» Instruction: Count how many lines have the word "this" in them. Reply with that number by itself.

» Extracted material:

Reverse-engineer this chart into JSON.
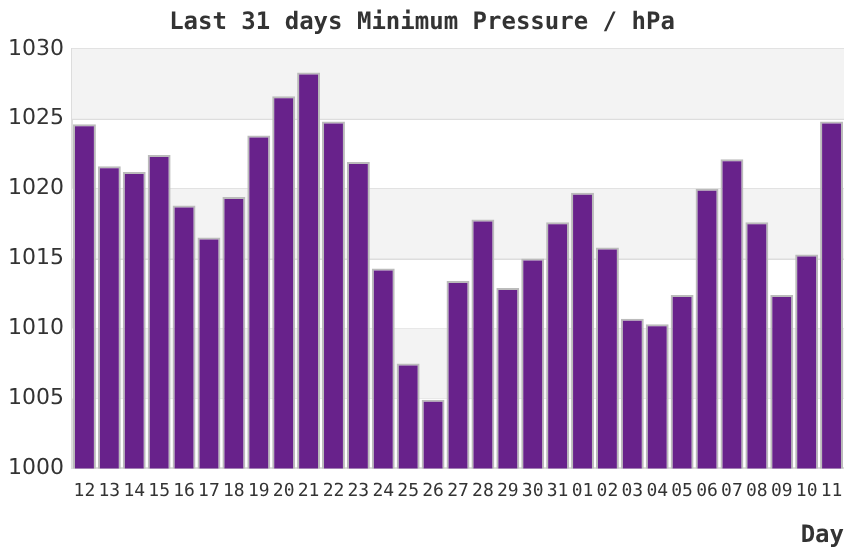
{
  "chart_data": {
    "type": "bar",
    "title": "Last 31 days Minimum Pressure / hPa",
    "xlabel": "Day",
    "categories": [
      "12",
      "13",
      "14",
      "15",
      "16",
      "17",
      "18",
      "19",
      "20",
      "21",
      "22",
      "23",
      "24",
      "25",
      "26",
      "27",
      "28",
      "29",
      "30",
      "31",
      "01",
      "02",
      "03",
      "04",
      "05",
      "06",
      "07",
      "08",
      "09",
      "10",
      "11"
    ],
    "values": [
      1024.6,
      1021.6,
      1021.2,
      1022.4,
      1018.8,
      1016.5,
      1019.4,
      1023.8,
      1026.6,
      1028.3,
      1024.8,
      1021.9,
      1014.3,
      1007.5,
      1004.9,
      1013.4,
      1017.8,
      1012.9,
      1015.0,
      1017.6,
      1019.7,
      1015.8,
      1010.7,
      1010.3,
      1012.4,
      1020.0,
      1022.1,
      1017.6,
      1012.4,
      1015.3,
      1024.8
    ],
    "color": "#68228b",
    "ylim": [
      1000,
      1030
    ],
    "yticks": [
      1000,
      1005,
      1010,
      1015,
      1020,
      1025,
      1030
    ],
    "grid": "y",
    "legend": false
  }
}
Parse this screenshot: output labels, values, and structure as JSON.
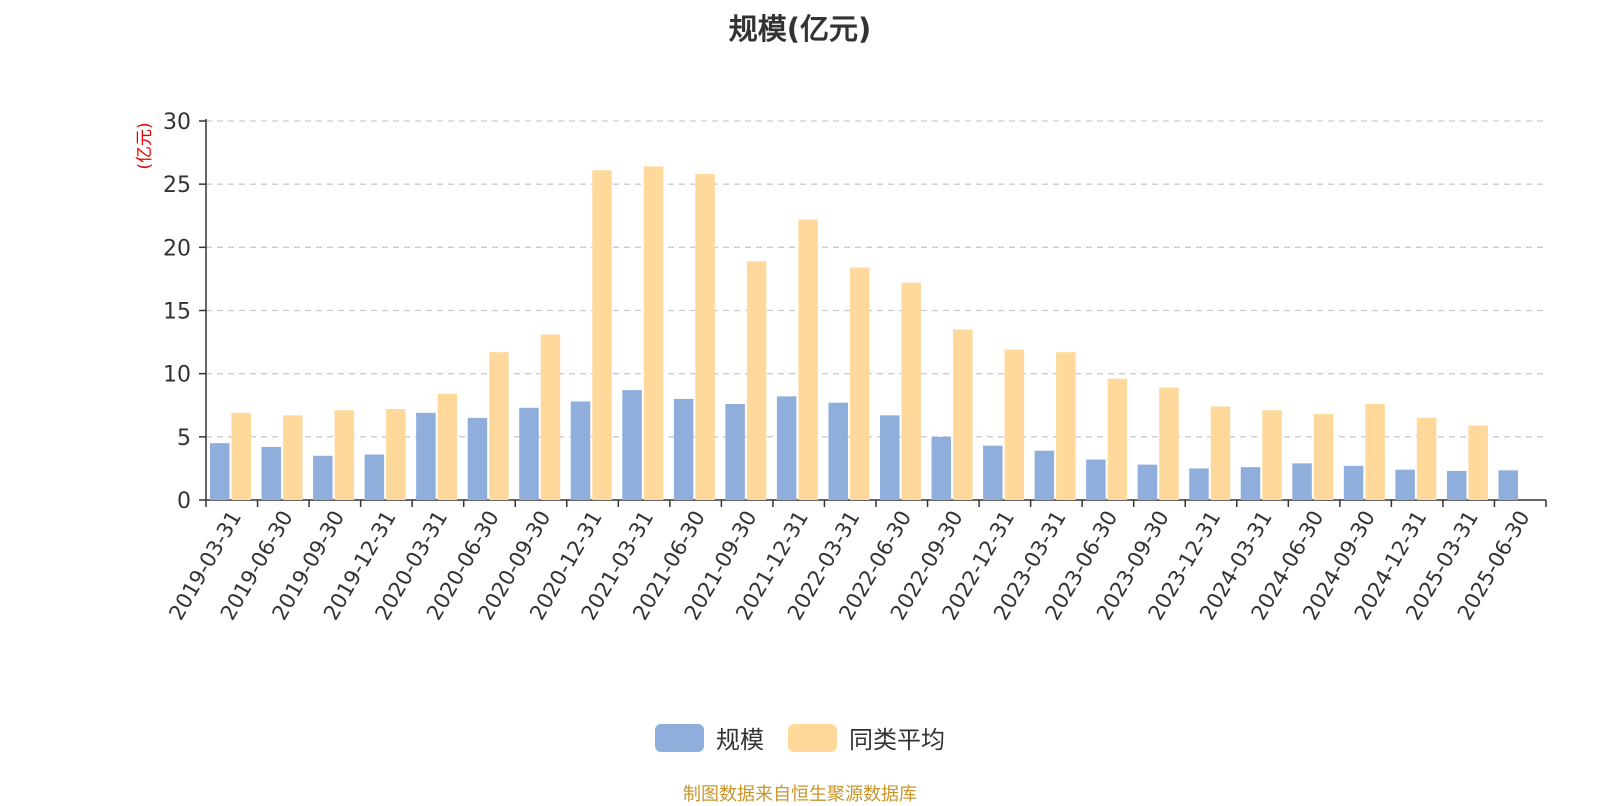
{
  "colors": {
    "series_1": "#8faedc",
    "series_2": "#ffd99b",
    "axis": "#333333",
    "grid": "#cccccc",
    "unit_label": "#e60000",
    "source_note": "#c9952a"
  },
  "source_note": "制图数据来自恒生聚源数据库",
  "chart_data": {
    "type": "bar",
    "title": "规模(亿元)",
    "ylabel": "(亿元)",
    "xlabel": "",
    "ylim": [
      0,
      30
    ],
    "yticks": [
      0,
      5,
      10,
      15,
      20,
      25,
      30
    ],
    "grid": true,
    "legend_position": "bottom",
    "categories": [
      "2019-03-31",
      "2019-06-30",
      "2019-09-30",
      "2019-12-31",
      "2020-03-31",
      "2020-06-30",
      "2020-09-30",
      "2020-12-31",
      "2021-03-31",
      "2021-06-30",
      "2021-09-30",
      "2021-12-31",
      "2022-03-31",
      "2022-06-30",
      "2022-09-30",
      "2022-12-31",
      "2023-03-31",
      "2023-06-30",
      "2023-09-30",
      "2023-12-31",
      "2024-03-31",
      "2024-06-30",
      "2024-09-30",
      "2024-12-31",
      "2025-03-31",
      "2025-06-30"
    ],
    "series": [
      {
        "name": "规模",
        "values": [
          4.5,
          4.2,
          3.5,
          3.6,
          6.9,
          6.5,
          7.3,
          7.8,
          8.7,
          8.0,
          7.6,
          8.2,
          7.7,
          6.7,
          5.0,
          4.3,
          3.9,
          3.2,
          2.8,
          2.5,
          2.6,
          2.9,
          2.7,
          2.4,
          2.3,
          2.35
        ]
      },
      {
        "name": "同类平均",
        "values": [
          6.9,
          6.7,
          7.1,
          7.2,
          8.4,
          11.7,
          13.1,
          26.1,
          26.4,
          25.8,
          18.9,
          22.2,
          18.4,
          17.2,
          13.5,
          11.9,
          11.7,
          9.6,
          8.9,
          7.4,
          7.1,
          6.8,
          7.6,
          6.5,
          5.9,
          null
        ]
      }
    ]
  }
}
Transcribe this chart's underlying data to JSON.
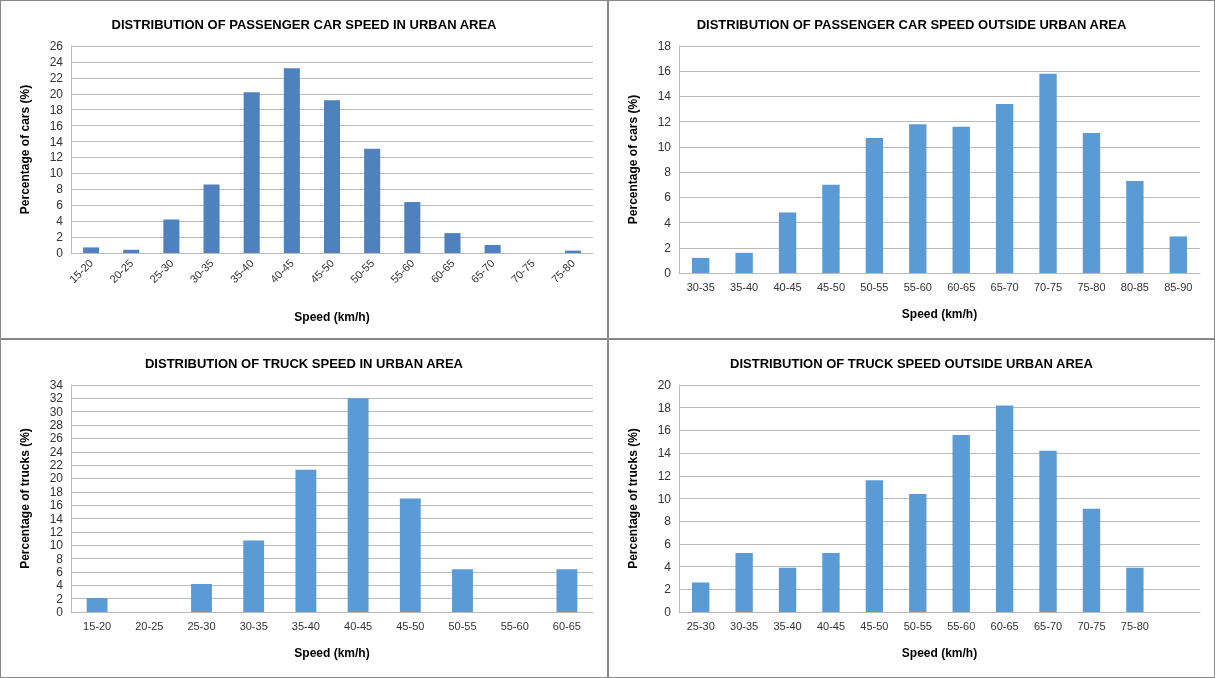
{
  "chart_data": [
    {
      "type": "bar",
      "title": "DISTRIBUTION OF PASSENGER CAR SPEED IN URBAN AREA",
      "xlabel": "Speed (km/h)",
      "ylabel": "Percentage of cars (%)",
      "categories": [
        "15-20",
        "20-25",
        "25-30",
        "30-35",
        "35-40",
        "40-45",
        "45-50",
        "50-55",
        "55-60",
        "60-65",
        "65-70",
        "70-75",
        "75-80"
      ],
      "series": [
        {
          "color": "#4f81bd",
          "values": [
            0.7,
            0.4,
            4.2,
            8.6,
            20.2,
            23.2,
            19.2,
            13.1,
            6.4,
            2.5,
            1.0,
            0,
            0.3
          ]
        }
      ],
      "ylim": [
        0,
        26
      ],
      "yticks": [
        0,
        2,
        4,
        6,
        8,
        10,
        12,
        14,
        16,
        18,
        20,
        22,
        24,
        26
      ],
      "grid": "y"
    },
    {
      "type": "bar",
      "title": "DISTRIBUTION OF PASSENGER CAR SPEED OUTSIDE URBAN AREA",
      "xlabel": "Speed (km/h)",
      "ylabel": "Percentage of cars (%)",
      "categories": [
        "30-35",
        "35-40",
        "40-45",
        "45-50",
        "50-55",
        "55-60",
        "60-65",
        "65-70",
        "70-75",
        "75-80",
        "80-85",
        "85-90"
      ],
      "series": [
        {
          "color": "#5b9bd5",
          "values": [
            1.2,
            1.6,
            4.8,
            7.0,
            10.7,
            11.8,
            11.6,
            13.4,
            15.8,
            11.1,
            7.3,
            2.9
          ]
        }
      ],
      "ylim": [
        0,
        18
      ],
      "yticks": [
        0,
        2,
        4,
        6,
        8,
        10,
        12,
        14,
        16,
        18
      ],
      "grid": "y"
    },
    {
      "type": "bar",
      "title": "DISTRIBUTION OF TRUCK SPEED IN URBAN AREA",
      "xlabel": "Speed (km/h)",
      "ylabel": "Percentage of trucks (%)",
      "categories": [
        "15-20",
        "20-25",
        "25-30",
        "30-35",
        "35-40",
        "40-45",
        "45-50",
        "50-55",
        "55-60",
        "60-65"
      ],
      "series": [
        {
          "color": "#5b9bd5",
          "values": [
            2.1,
            0,
            4.2,
            10.7,
            21.3,
            32,
            17,
            6.4,
            0,
            6.4
          ]
        }
      ],
      "ylim": [
        0,
        34
      ],
      "yticks": [
        0,
        2,
        4,
        6,
        8,
        10,
        12,
        14,
        16,
        18,
        20,
        22,
        24,
        26,
        28,
        30,
        32,
        34
      ],
      "grid": "y"
    },
    {
      "type": "bar",
      "title": "DISTRIBUTION OF TRUCK SPEED OUTSIDE URBAN AREA",
      "xlabel": "Speed (km/h)",
      "ylabel": "Percentage of trucks (%)",
      "categories": [
        "25-30",
        "30-35",
        "35-40",
        "40-45",
        "45-50",
        "50-55",
        "55-60",
        "60-65",
        "65-70",
        "70-75",
        "75-80",
        null
      ],
      "series": [
        {
          "color": "#5b9bd5",
          "values": [
            2.6,
            5.2,
            3.9,
            5.2,
            11.6,
            10.4,
            15.6,
            18.2,
            14.2,
            9.1,
            3.9,
            null
          ]
        }
      ],
      "ylim": [
        0,
        20
      ],
      "yticks": [
        0,
        2,
        4,
        6,
        8,
        10,
        12,
        14,
        16,
        18,
        20
      ],
      "grid": "y"
    }
  ]
}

» Result: 3